§ **Do this**:
Retype the records below exactly as they appear.
┌─ Input material
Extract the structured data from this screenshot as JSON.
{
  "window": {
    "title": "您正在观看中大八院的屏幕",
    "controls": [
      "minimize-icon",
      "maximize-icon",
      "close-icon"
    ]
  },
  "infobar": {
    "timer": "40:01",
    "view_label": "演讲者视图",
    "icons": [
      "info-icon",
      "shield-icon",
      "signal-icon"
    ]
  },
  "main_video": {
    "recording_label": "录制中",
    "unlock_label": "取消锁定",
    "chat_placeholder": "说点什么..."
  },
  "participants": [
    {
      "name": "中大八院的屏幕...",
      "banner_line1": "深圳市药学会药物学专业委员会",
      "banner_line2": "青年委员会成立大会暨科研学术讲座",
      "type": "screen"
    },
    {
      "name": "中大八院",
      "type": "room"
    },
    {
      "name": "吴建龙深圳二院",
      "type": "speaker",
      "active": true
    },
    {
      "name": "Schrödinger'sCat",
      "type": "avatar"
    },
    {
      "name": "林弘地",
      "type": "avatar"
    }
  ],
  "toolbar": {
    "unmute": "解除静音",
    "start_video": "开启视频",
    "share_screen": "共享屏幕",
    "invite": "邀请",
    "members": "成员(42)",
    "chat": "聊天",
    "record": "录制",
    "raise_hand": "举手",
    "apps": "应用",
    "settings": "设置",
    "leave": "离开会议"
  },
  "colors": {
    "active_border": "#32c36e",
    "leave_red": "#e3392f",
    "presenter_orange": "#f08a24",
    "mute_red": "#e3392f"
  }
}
└─
§ **Correct result**:
Extract the structured data from this screenshot as JSON.
{
  "window": {
    "title": "您正在观看中大八院的屏幕",
    "controls": [
      "minimize-icon",
      "maximize-icon",
      "close-icon"
    ]
  },
  "infobar": {
    "timer": "40:01",
    "view_label": "演讲者视图",
    "icons": [
      "info-icon",
      "shield-icon",
      "signal-icon"
    ]
  },
  "main_video": {
    "recording_label": "录制中",
    "unlock_label": "取消锁定",
    "chat_placeholder": "说点什么..."
  },
  "participants": [
    {
      "name": "中大八院的屏幕...",
      "banner_line1": "深圳市药学会药物学专业委员会",
      "banner_line2": "青年委员会成立大会暨科研学术讲座",
      "type": "screen"
    },
    {
      "name": "中大八院",
      "type": "room"
    },
    {
      "name": "吴建龙深圳二院",
      "type": "speaker",
      "active": true
    },
    {
      "name": "Schrödinger'sCat",
      "type": "avatar"
    },
    {
      "name": "林弘地",
      "type": "avatar"
    }
  ],
  "toolbar": {
    "unmute": "解除静音",
    "start_video": "开启视频",
    "share_screen": "共享屏幕",
    "invite": "邀请",
    "members": "成员(42)",
    "chat": "聊天",
    "record": "录制",
    "raise_hand": "举手",
    "apps": "应用",
    "settings": "设置",
    "leave": "离开会议"
  },
  "colors": {
    "active_border": "#32c36e",
    "leave_red": "#e3392f",
    "presenter_orange": "#f08a24",
    "mute_red": "#e3392f"
  }
}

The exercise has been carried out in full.